▶ THE REQUEST:
Find the lines that include the string "size" and report how many there are. Give no other text.

▶ INPUT MATERIAL:
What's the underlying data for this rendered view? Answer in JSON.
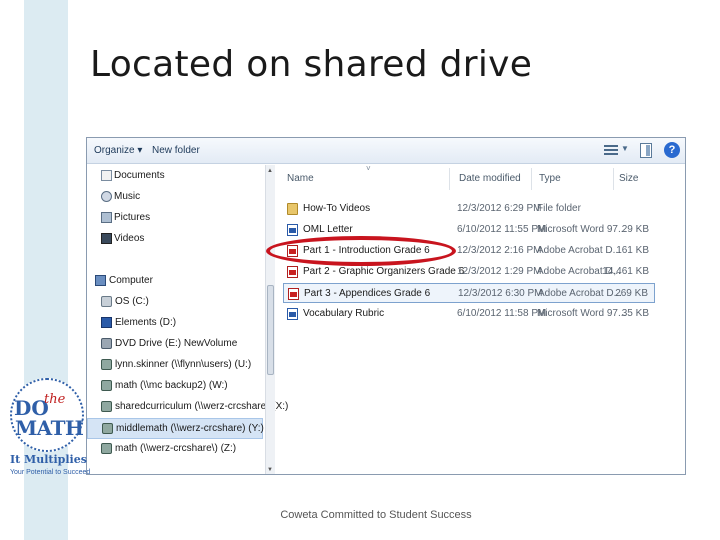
{
  "slide": {
    "title": "Located on shared drive",
    "footer": "Coweta Committed to Student Success"
  },
  "toolbar": {
    "organize_label": "Organize ▾",
    "new_folder_label": "New folder",
    "help_label": "?"
  },
  "nav": {
    "items": [
      {
        "label": "Documents",
        "icon": "documents-icon"
      },
      {
        "label": "Music",
        "icon": "music-icon"
      },
      {
        "label": "Pictures",
        "icon": "pictures-icon"
      },
      {
        "label": "Videos",
        "icon": "videos-icon"
      },
      {
        "label": "Computer",
        "icon": "computer-icon"
      },
      {
        "label": "OS (C:)",
        "icon": "hard-drive-icon"
      },
      {
        "label": "Elements (D:)",
        "icon": "drive-icon"
      },
      {
        "label": "DVD Drive (E:) NewVolume",
        "icon": "dvd-drive-icon"
      },
      {
        "label": "lynn.skinner (\\\\flynn\\users) (U:)",
        "icon": "network-drive-icon"
      },
      {
        "label": "math (\\\\mc backup2) (W:)",
        "icon": "network-drive-icon"
      },
      {
        "label": "sharedcurriculum (\\\\werz-crcshare) (X:)",
        "icon": "network-drive-icon"
      },
      {
        "label": "middlemath (\\\\werz-crcshare) (Y:)",
        "icon": "network-drive-icon",
        "selected": true
      },
      {
        "label": "math (\\\\werz-crcshare\\) (Z:)",
        "icon": "network-drive-icon"
      }
    ]
  },
  "filelist": {
    "columns": {
      "name": "Name",
      "date": "Date modified",
      "type": "Type",
      "size": "Size"
    },
    "rows": [
      {
        "name": "How-To Videos",
        "date": "12/3/2012 6:29 PM",
        "type": "File folder",
        "size": "",
        "icon": "folder-icon"
      },
      {
        "name": "OML Letter",
        "date": "6/10/2012 11:55 PM",
        "type": "Microsoft Word 97...",
        "size": "29 KB",
        "icon": "word-document-icon"
      },
      {
        "name": "Part 1 - Introduction Grade 6",
        "date": "12/3/2012 2:16 PM",
        "type": "Adobe Acrobat D...",
        "size": "161 KB",
        "icon": "pdf-icon"
      },
      {
        "name": "Part 2 - Graphic Organizers Grade 6",
        "date": "12/3/2012 1:29 PM",
        "type": "Adobe Acrobat D...",
        "size": "14,461 KB",
        "icon": "pdf-icon"
      },
      {
        "name": "Part 3 - Appendices Grade 6",
        "date": "12/3/2012 6:30 PM",
        "type": "Adobe Acrobat D...",
        "size": "269 KB",
        "icon": "pdf-icon",
        "selected": true
      },
      {
        "name": "Vocabulary Rubric",
        "date": "6/10/2012 11:58 PM",
        "type": "Microsoft Word 97...",
        "size": "35 KB",
        "icon": "word-document-icon"
      }
    ]
  },
  "logo": {
    "do": "DO",
    "the": "the",
    "math": "MATH",
    "tagline": "It Multiplies",
    "subline": "Your Potential to Succeed"
  },
  "colors": {
    "accent_stripe": "#dcebf2",
    "highlight_oval": "#c8141e",
    "selection": "#d5e4f5"
  }
}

▶ OUTPUT OF THE TASK:
7